LISTED ENTRIES:
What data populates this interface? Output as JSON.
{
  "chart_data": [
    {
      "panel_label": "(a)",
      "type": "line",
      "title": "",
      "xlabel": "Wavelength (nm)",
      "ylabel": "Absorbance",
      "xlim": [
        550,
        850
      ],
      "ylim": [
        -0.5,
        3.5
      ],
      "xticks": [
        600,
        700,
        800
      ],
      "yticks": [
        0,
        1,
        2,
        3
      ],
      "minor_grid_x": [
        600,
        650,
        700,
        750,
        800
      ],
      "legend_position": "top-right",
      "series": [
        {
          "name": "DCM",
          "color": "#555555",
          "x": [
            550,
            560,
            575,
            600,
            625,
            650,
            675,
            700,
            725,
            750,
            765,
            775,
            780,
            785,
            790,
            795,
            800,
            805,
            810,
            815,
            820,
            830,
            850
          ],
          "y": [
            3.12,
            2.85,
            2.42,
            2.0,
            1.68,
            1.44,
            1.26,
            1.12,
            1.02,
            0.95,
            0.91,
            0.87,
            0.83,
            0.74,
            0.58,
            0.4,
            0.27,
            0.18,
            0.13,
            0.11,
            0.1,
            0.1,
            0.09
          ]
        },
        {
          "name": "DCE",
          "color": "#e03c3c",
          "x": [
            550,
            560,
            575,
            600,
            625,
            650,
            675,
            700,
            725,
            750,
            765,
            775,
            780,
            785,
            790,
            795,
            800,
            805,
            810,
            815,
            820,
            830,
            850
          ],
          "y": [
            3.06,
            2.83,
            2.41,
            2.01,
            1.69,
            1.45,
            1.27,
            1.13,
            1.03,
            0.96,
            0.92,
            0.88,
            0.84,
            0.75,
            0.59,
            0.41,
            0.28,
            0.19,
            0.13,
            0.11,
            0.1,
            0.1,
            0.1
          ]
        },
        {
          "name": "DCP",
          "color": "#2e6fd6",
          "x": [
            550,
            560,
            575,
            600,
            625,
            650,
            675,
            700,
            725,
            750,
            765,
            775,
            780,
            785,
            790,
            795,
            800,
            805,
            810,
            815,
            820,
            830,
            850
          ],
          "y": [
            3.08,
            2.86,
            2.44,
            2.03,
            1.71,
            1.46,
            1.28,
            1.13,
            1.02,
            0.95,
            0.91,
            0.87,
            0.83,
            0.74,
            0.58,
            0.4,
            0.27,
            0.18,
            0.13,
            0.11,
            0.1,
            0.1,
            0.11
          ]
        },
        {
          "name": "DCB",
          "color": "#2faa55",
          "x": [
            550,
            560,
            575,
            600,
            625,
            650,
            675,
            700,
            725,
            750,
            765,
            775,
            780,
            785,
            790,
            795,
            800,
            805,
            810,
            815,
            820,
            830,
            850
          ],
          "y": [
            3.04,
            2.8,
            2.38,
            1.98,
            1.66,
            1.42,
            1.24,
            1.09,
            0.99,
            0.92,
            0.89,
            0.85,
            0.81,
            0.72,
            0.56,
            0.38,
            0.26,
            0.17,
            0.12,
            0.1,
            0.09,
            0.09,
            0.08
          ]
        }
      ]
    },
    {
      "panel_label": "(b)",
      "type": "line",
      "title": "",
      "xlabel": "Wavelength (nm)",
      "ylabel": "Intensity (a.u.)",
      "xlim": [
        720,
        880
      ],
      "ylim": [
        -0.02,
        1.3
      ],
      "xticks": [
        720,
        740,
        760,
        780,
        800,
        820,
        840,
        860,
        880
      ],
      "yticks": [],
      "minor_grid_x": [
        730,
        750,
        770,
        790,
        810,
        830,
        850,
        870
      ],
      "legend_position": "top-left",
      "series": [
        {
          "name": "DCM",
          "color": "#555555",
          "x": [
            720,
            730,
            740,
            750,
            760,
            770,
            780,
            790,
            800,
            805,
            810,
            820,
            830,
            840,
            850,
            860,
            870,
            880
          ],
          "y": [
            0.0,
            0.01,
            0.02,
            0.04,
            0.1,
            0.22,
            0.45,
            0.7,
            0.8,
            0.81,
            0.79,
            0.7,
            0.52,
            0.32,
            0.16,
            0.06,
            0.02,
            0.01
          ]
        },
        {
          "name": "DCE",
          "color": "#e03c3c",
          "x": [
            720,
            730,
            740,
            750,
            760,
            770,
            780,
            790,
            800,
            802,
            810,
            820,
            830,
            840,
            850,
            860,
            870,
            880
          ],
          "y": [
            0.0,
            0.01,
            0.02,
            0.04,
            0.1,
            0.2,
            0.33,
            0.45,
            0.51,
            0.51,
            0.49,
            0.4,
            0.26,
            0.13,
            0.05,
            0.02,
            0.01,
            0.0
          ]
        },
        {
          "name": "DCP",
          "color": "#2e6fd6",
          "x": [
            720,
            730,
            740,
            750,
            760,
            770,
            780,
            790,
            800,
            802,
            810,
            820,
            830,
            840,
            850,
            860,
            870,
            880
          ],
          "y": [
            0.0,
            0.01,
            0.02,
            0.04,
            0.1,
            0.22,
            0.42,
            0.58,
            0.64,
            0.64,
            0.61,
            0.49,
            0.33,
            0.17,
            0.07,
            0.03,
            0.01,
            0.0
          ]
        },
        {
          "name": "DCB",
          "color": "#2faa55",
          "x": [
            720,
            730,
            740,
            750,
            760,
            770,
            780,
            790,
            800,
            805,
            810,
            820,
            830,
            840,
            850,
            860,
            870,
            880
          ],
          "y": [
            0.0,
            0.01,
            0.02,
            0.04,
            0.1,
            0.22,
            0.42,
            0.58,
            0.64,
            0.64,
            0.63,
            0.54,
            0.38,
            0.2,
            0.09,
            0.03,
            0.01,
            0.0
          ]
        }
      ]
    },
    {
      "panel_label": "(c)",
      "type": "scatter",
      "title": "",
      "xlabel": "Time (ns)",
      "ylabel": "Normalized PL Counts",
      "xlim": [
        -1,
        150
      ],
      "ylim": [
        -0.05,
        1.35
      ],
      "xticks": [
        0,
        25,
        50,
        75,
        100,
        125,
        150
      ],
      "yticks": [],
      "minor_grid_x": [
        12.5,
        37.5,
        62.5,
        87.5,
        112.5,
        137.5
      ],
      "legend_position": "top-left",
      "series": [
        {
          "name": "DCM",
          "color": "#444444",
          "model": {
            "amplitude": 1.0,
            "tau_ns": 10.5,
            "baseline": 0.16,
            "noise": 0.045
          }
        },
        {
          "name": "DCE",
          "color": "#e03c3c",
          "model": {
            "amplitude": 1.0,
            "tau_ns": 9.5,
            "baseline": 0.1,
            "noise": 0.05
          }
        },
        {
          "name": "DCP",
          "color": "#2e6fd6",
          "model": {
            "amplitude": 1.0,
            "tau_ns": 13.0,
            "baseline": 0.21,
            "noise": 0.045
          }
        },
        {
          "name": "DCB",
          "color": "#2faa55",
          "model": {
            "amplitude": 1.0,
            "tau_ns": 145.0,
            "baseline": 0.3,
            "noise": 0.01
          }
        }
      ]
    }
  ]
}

WRITTEN TASK: Write the material out exactly, with nothing left out.

SOLUTION TO THE PROBLEM:
What data populates this interface? Output as JSON.
{
  "chart_data": [
    {
      "panel_label": "(a)",
      "type": "line",
      "title": "",
      "xlabel": "Wavelength (nm)",
      "ylabel": "Absorbance",
      "xlim": [
        550,
        850
      ],
      "ylim": [
        -0.5,
        3.5
      ],
      "xticks": [
        600,
        700,
        800
      ],
      "yticks": [
        0,
        1,
        2,
        3
      ],
      "minor_grid_x": [
        600,
        650,
        700,
        750,
        800
      ],
      "legend_position": "top-right",
      "series": [
        {
          "name": "DCM",
          "color": "#555555",
          "x": [
            550,
            560,
            575,
            600,
            625,
            650,
            675,
            700,
            725,
            750,
            765,
            775,
            780,
            785,
            790,
            795,
            800,
            805,
            810,
            815,
            820,
            830,
            850
          ],
          "y": [
            3.12,
            2.85,
            2.42,
            2.0,
            1.68,
            1.44,
            1.26,
            1.12,
            1.02,
            0.95,
            0.91,
            0.87,
            0.83,
            0.74,
            0.58,
            0.4,
            0.27,
            0.18,
            0.13,
            0.11,
            0.1,
            0.1,
            0.09
          ]
        },
        {
          "name": "DCE",
          "color": "#e03c3c",
          "x": [
            550,
            560,
            575,
            600,
            625,
            650,
            675,
            700,
            725,
            750,
            765,
            775,
            780,
            785,
            790,
            795,
            800,
            805,
            810,
            815,
            820,
            830,
            850
          ],
          "y": [
            3.06,
            2.83,
            2.41,
            2.01,
            1.69,
            1.45,
            1.27,
            1.13,
            1.03,
            0.96,
            0.92,
            0.88,
            0.84,
            0.75,
            0.59,
            0.41,
            0.28,
            0.19,
            0.13,
            0.11,
            0.1,
            0.1,
            0.1
          ]
        },
        {
          "name": "DCP",
          "color": "#2e6fd6",
          "x": [
            550,
            560,
            575,
            600,
            625,
            650,
            675,
            700,
            725,
            750,
            765,
            775,
            780,
            785,
            790,
            795,
            800,
            805,
            810,
            815,
            820,
            830,
            850
          ],
          "y": [
            3.08,
            2.86,
            2.44,
            2.03,
            1.71,
            1.46,
            1.28,
            1.13,
            1.02,
            0.95,
            0.91,
            0.87,
            0.83,
            0.74,
            0.58,
            0.4,
            0.27,
            0.18,
            0.13,
            0.11,
            0.1,
            0.1,
            0.11
          ]
        },
        {
          "name": "DCB",
          "color": "#2faa55",
          "x": [
            550,
            560,
            575,
            600,
            625,
            650,
            675,
            700,
            725,
            750,
            765,
            775,
            780,
            785,
            790,
            795,
            800,
            805,
            810,
            815,
            820,
            830,
            850
          ],
          "y": [
            3.04,
            2.8,
            2.38,
            1.98,
            1.66,
            1.42,
            1.24,
            1.09,
            0.99,
            0.92,
            0.89,
            0.85,
            0.81,
            0.72,
            0.56,
            0.38,
            0.26,
            0.17,
            0.12,
            0.1,
            0.09,
            0.09,
            0.08
          ]
        }
      ]
    },
    {
      "panel_label": "(b)",
      "type": "line",
      "title": "",
      "xlabel": "Wavelength (nm)",
      "ylabel": "Intensity (a.u.)",
      "xlim": [
        720,
        880
      ],
      "ylim": [
        -0.02,
        1.3
      ],
      "xticks": [
        720,
        740,
        760,
        780,
        800,
        820,
        840,
        860,
        880
      ],
      "yticks": [],
      "minor_grid_x": [
        730,
        750,
        770,
        790,
        810,
        830,
        850,
        870
      ],
      "legend_position": "top-left",
      "series": [
        {
          "name": "DCM",
          "color": "#555555",
          "x": [
            720,
            730,
            740,
            750,
            760,
            770,
            780,
            790,
            800,
            805,
            810,
            820,
            830,
            840,
            850,
            860,
            870,
            880
          ],
          "y": [
            0.0,
            0.01,
            0.02,
            0.04,
            0.1,
            0.22,
            0.45,
            0.7,
            0.8,
            0.81,
            0.79,
            0.7,
            0.52,
            0.32,
            0.16,
            0.06,
            0.02,
            0.01
          ]
        },
        {
          "name": "DCE",
          "color": "#e03c3c",
          "x": [
            720,
            730,
            740,
            750,
            760,
            770,
            780,
            790,
            800,
            802,
            810,
            820,
            830,
            840,
            850,
            860,
            870,
            880
          ],
          "y": [
            0.0,
            0.01,
            0.02,
            0.04,
            0.1,
            0.2,
            0.33,
            0.45,
            0.51,
            0.51,
            0.49,
            0.4,
            0.26,
            0.13,
            0.05,
            0.02,
            0.01,
            0.0
          ]
        },
        {
          "name": "DCP",
          "color": "#2e6fd6",
          "x": [
            720,
            730,
            740,
            750,
            760,
            770,
            780,
            790,
            800,
            802,
            810,
            820,
            830,
            840,
            850,
            860,
            870,
            880
          ],
          "y": [
            0.0,
            0.01,
            0.02,
            0.04,
            0.1,
            0.22,
            0.42,
            0.58,
            0.64,
            0.64,
            0.61,
            0.49,
            0.33,
            0.17,
            0.07,
            0.03,
            0.01,
            0.0
          ]
        },
        {
          "name": "DCB",
          "color": "#2faa55",
          "x": [
            720,
            730,
            740,
            750,
            760,
            770,
            780,
            790,
            800,
            805,
            810,
            820,
            830,
            840,
            850,
            860,
            870,
            880
          ],
          "y": [
            0.0,
            0.01,
            0.02,
            0.04,
            0.1,
            0.22,
            0.42,
            0.58,
            0.64,
            0.64,
            0.63,
            0.54,
            0.38,
            0.2,
            0.09,
            0.03,
            0.01,
            0.0
          ]
        }
      ]
    },
    {
      "panel_label": "(c)",
      "type": "scatter",
      "title": "",
      "xlabel": "Time (ns)",
      "ylabel": "Normalized PL Counts",
      "xlim": [
        -1,
        150
      ],
      "ylim": [
        -0.05,
        1.35
      ],
      "xticks": [
        0,
        25,
        50,
        75,
        100,
        125,
        150
      ],
      "yticks": [],
      "minor_grid_x": [
        12.5,
        37.5,
        62.5,
        87.5,
        112.5,
        137.5
      ],
      "legend_position": "top-left",
      "series": [
        {
          "name": "DCM",
          "color": "#444444",
          "model": {
            "amplitude": 1.0,
            "tau_ns": 10.5,
            "baseline": 0.16,
            "noise": 0.045
          }
        },
        {
          "name": "DCE",
          "color": "#e03c3c",
          "model": {
            "amplitude": 1.0,
            "tau_ns": 9.5,
            "baseline": 0.1,
            "noise": 0.05
          }
        },
        {
          "name": "DCP",
          "color": "#2e6fd6",
          "model": {
            "amplitude": 1.0,
            "tau_ns": 13.0,
            "baseline": 0.21,
            "noise": 0.045
          }
        },
        {
          "name": "DCB",
          "color": "#2faa55",
          "model": {
            "amplitude": 1.0,
            "tau_ns": 145.0,
            "baseline": 0.3,
            "noise": 0.01
          }
        }
      ]
    }
  ]
}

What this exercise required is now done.